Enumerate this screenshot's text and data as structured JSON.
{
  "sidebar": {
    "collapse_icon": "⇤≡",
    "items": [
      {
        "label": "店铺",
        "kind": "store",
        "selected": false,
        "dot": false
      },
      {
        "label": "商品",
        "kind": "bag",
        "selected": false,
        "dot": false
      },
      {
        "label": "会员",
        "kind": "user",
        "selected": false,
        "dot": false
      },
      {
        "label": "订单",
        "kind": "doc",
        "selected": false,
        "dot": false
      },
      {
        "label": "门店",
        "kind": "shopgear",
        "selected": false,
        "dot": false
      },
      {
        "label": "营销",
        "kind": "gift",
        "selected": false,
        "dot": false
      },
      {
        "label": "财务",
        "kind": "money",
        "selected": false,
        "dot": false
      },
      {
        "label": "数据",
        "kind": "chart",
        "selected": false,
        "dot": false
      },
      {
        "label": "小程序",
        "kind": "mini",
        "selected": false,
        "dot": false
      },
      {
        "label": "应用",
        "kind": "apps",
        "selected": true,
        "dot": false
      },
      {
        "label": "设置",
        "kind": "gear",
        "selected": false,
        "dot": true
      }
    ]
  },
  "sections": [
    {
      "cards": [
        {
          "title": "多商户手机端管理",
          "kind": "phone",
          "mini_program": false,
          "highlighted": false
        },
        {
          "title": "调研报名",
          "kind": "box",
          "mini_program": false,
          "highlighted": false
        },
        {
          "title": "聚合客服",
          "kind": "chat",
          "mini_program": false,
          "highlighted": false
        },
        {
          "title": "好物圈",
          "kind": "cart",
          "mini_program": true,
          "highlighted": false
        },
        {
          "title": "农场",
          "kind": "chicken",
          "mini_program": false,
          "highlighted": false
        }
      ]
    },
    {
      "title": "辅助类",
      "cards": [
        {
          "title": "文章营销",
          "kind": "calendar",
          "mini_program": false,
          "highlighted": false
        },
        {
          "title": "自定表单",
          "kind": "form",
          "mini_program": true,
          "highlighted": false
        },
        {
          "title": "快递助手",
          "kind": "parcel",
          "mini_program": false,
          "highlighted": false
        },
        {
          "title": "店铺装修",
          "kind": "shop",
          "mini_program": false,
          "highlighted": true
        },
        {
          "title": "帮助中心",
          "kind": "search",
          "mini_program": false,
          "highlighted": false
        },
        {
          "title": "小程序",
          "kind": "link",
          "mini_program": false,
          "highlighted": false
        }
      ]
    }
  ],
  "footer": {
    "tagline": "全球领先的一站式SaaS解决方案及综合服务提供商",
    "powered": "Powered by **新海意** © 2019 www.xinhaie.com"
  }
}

■ Goal of the exercise ■
Pull every line containing "label" out of the data above.

■ Response below ■
        "label": "店铺",
        "label": "商品",
        "label": "会员",
        "label": "订单",
        "label": "门店",
        "label": "营销",
        "label": "财务",
        "label": "数据",
        "label": "小程序",
        "label": "应用",
        "label": "设置",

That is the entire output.